§ Given data:
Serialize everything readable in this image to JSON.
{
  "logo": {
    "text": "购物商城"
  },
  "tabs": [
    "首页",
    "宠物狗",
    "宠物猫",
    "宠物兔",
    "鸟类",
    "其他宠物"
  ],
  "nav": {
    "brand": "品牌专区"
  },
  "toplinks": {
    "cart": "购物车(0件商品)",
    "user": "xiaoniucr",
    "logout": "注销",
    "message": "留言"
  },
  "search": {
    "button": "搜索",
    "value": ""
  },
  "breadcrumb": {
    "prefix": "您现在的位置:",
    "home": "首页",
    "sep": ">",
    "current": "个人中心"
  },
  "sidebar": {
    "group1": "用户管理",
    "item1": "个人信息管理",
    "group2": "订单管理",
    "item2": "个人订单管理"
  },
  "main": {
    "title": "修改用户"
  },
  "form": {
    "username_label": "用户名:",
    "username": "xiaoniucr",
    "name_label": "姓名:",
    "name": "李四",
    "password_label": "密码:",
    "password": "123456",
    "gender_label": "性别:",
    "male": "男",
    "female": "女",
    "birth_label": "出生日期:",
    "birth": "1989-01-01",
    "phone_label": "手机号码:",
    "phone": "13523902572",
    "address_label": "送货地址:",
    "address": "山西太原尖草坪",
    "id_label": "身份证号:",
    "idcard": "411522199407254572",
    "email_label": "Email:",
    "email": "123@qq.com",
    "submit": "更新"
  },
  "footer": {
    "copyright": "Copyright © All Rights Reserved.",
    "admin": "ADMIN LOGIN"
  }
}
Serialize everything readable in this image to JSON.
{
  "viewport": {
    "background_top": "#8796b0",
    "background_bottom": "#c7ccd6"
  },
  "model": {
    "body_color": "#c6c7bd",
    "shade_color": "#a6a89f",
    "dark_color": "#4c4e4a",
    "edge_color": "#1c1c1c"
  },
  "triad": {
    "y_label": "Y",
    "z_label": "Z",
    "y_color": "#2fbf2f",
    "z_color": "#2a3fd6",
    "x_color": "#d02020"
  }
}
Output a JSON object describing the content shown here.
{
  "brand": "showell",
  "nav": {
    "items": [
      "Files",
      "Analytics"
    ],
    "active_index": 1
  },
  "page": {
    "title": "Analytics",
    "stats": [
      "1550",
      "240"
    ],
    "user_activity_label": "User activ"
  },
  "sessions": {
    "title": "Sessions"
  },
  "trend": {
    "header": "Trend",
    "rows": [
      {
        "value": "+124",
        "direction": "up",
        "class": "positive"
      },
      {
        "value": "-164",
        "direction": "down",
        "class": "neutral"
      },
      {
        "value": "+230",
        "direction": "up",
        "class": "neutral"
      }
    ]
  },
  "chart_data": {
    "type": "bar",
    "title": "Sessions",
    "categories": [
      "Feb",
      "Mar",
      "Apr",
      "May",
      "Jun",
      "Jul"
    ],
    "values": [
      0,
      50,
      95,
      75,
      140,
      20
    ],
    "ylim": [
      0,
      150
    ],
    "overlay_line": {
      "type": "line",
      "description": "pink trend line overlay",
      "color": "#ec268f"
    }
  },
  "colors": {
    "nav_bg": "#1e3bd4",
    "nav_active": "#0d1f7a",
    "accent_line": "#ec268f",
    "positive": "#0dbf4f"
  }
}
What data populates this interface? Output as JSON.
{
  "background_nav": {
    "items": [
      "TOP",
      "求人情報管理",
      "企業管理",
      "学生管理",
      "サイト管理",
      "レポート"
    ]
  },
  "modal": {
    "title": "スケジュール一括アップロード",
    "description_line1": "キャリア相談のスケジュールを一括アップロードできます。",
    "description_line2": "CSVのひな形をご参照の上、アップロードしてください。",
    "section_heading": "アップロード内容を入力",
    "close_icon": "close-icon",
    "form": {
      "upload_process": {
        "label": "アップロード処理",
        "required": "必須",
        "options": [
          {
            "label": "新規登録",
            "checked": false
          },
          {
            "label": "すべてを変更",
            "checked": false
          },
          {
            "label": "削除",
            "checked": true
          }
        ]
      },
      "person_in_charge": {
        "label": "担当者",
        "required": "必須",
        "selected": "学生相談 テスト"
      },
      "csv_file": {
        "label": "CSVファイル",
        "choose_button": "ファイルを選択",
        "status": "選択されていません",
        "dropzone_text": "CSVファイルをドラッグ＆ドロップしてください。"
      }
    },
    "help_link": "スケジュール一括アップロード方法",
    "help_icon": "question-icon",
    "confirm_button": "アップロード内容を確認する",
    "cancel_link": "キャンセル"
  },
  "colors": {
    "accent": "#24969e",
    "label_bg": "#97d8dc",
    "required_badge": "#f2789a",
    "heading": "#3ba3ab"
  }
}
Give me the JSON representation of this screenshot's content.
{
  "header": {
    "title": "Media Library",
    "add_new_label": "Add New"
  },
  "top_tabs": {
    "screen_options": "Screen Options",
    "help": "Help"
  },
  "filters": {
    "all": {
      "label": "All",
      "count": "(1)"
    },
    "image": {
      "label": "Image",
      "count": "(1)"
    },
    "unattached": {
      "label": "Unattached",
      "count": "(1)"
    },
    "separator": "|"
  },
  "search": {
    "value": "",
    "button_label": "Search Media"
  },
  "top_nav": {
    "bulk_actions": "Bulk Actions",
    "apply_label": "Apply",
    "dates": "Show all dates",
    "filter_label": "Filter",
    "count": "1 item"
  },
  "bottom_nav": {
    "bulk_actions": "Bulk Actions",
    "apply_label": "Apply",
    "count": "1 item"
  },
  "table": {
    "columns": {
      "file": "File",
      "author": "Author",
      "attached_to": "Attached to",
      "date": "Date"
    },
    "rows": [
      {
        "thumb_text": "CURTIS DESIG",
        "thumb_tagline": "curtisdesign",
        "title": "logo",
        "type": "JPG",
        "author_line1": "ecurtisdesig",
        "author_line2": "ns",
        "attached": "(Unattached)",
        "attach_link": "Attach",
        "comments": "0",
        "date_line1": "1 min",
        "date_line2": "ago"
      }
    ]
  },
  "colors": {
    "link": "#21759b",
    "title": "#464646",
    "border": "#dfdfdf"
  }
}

§ Stated problem: Give a word-for-word copy of the records.

§ Solution below:
Serialize everything readable in this image to JSON.
{
  "logo": {
    "text": "购物商城"
  },
  "tabs": [
    "首页",
    "宠物狗",
    "宠物猫",
    "宠物兔",
    "鸟类",
    "其他宠物"
  ],
  "nav": {
    "brand": "品牌专区"
  },
  "toplinks": {
    "cart": "购物车(0件商品)",
    "user": "xiaoniucr",
    "logout": "注销",
    "message": "留言"
  },
  "search": {
    "button": "搜索",
    "value": ""
  },
  "breadcrumb": {
    "prefix": "您现在的位置:",
    "home": "首页",
    "sep": ">",
    "current": "个人中心"
  },
  "sidebar": {
    "group1": "用户管理",
    "item1": "个人信息管理",
    "group2": "订单管理",
    "item2": "个人订单管理"
  },
  "main": {
    "title": "修改用户"
  },
  "form": {
    "username_label": "用户名:",
    "username": "xiaoniucr",
    "name_label": "姓名:",
    "name": "李四",
    "password_label": "密码:",
    "password": "123456",
    "gender_label": "性别:",
    "male": "男",
    "female": "女",
    "birth_label": "出生日期:",
    "birth": "1989-01-01",
    "phone_label": "手机号码:",
    "phone": "13523902572",
    "address_label": "送货地址:",
    "address": "山西太原尖草坪",
    "id_label": "身份证号:",
    "idcard": "411522199407254572",
    "email_label": "Email:",
    "email": "123@qq.com",
    "submit": "更新"
  },
  "footer": {
    "copyright": "Copyright © All Rights Reserved.",
    "admin": "ADMIN LOGIN"
  }
}
Serialize everything readable in this image to JSON.
{
  "viewport": {
    "background_top": "#8796b0",
    "background_bottom": "#c7ccd6"
  },
  "model": {
    "body_color": "#c6c7bd",
    "shade_color": "#a6a89f",
    "dark_color": "#4c4e4a",
    "edge_color": "#1c1c1c"
  },
  "triad": {
    "y_label": "Y",
    "z_label": "Z",
    "y_color": "#2fbf2f",
    "z_color": "#2a3fd6",
    "x_color": "#d02020"
  }
}
Output a JSON object describing the content shown here.
{
  "brand": "showell",
  "nav": {
    "items": [
      "Files",
      "Analytics"
    ],
    "active_index": 1
  },
  "page": {
    "title": "Analytics",
    "stats": [
      "1550",
      "240"
    ],
    "user_activity_label": "User activ"
  },
  "sessions": {
    "title": "Sessions"
  },
  "trend": {
    "header": "Trend",
    "rows": [
      {
        "value": "+124",
        "direction": "up",
        "class": "positive"
      },
      {
        "value": "-164",
        "direction": "down",
        "class": "neutral"
      },
      {
        "value": "+230",
        "direction": "up",
        "class": "neutral"
      }
    ]
  },
  "chart_data": {
    "type": "bar",
    "title": "Sessions",
    "categories": [
      "Feb",
      "Mar",
      "Apr",
      "May",
      "Jun",
      "Jul"
    ],
    "values": [
      0,
      50,
      95,
      75,
      140,
      20
    ],
    "ylim": [
      0,
      150
    ],
    "overlay_line": {
      "type": "line",
      "description": "pink trend line overlay",
      "color": "#ec268f"
    }
  },
  "colors": {
    "nav_bg": "#1e3bd4",
    "nav_active": "#0d1f7a",
    "accent_line": "#ec268f",
    "positive": "#0dbf4f"
  }
}
What data populates this interface? Output as JSON.
{
  "background_nav": {
    "items": [
      "TOP",
      "求人情報管理",
      "企業管理",
      "学生管理",
      "サイト管理",
      "レポート"
    ]
  },
  "modal": {
    "title": "スケジュール一括アップロード",
    "description_line1": "キャリア相談のスケジュールを一括アップロードできます。",
    "description_line2": "CSVのひな形をご参照の上、アップロードしてください。",
    "section_heading": "アップロード内容を入力",
    "close_icon": "close-icon",
    "form": {
      "upload_process": {
        "label": "アップロード処理",
        "required": "必須",
        "options": [
          {
            "label": "新規登録",
            "checked": false
          },
          {
            "label": "すべてを変更",
            "checked": false
          },
          {
            "label": "削除",
            "checked": true
          }
        ]
      },
      "person_in_charge": {
        "label": "担当者",
        "required": "必須",
        "selected": "学生相談 テスト"
      },
      "csv_file": {
        "label": "CSVファイル",
        "choose_button": "ファイルを選択",
        "status": "選択されていません",
        "dropzone_text": "CSVファイルをドラッグ＆ドロップしてください。"
      }
    },
    "help_link": "スケジュール一括アップロード方法",
    "help_icon": "question-icon",
    "confirm_button": "アップロード内容を確認する",
    "cancel_link": "キャンセル"
  },
  "colors": {
    "accent": "#24969e",
    "label_bg": "#97d8dc",
    "required_badge": "#f2789a",
    "heading": "#3ba3ab"
  }
}
Give me the JSON representation of this screenshot's content.
{
  "header": {
    "title": "Media Library",
    "add_new_label": "Add New"
  },
  "top_tabs": {
    "screen_options": "Screen Options",
    "help": "Help"
  },
  "filters": {
    "all": {
      "label": "All",
      "count": "(1)"
    },
    "image": {
      "label": "Image",
      "count": "(1)"
    },
    "unattached": {
      "label": "Unattached",
      "count": "(1)"
    },
    "separator": "|"
  },
  "search": {
    "value": "",
    "button_label": "Search Media"
  },
  "top_nav": {
    "bulk_actions": "Bulk Actions",
    "apply_label": "Apply",
    "dates": "Show all dates",
    "filter_label": "Filter",
    "count": "1 item"
  },
  "bottom_nav": {
    "bulk_actions": "Bulk Actions",
    "apply_label": "Apply",
    "count": "1 item"
  },
  "table": {
    "columns": {
      "file": "File",
      "author": "Author",
      "attached_to": "Attached to",
      "date": "Date"
    },
    "rows": [
      {
        "thumb_text": "CURTIS DESIG",
        "thumb_tagline": "curtisdesign",
        "title": "logo",
        "type": "JPG",
        "author_line1": "ecurtisdesig",
        "author_line2": "ns",
        "attached": "(Unattached)",
        "attach_link": "Attach",
        "comments": "0",
        "date_line1": "1 min",
        "date_line2": "ago"
      }
    ]
  },
  "colors": {
    "link": "#21759b",
    "title": "#464646",
    "border": "#dfdfdf"
  }
}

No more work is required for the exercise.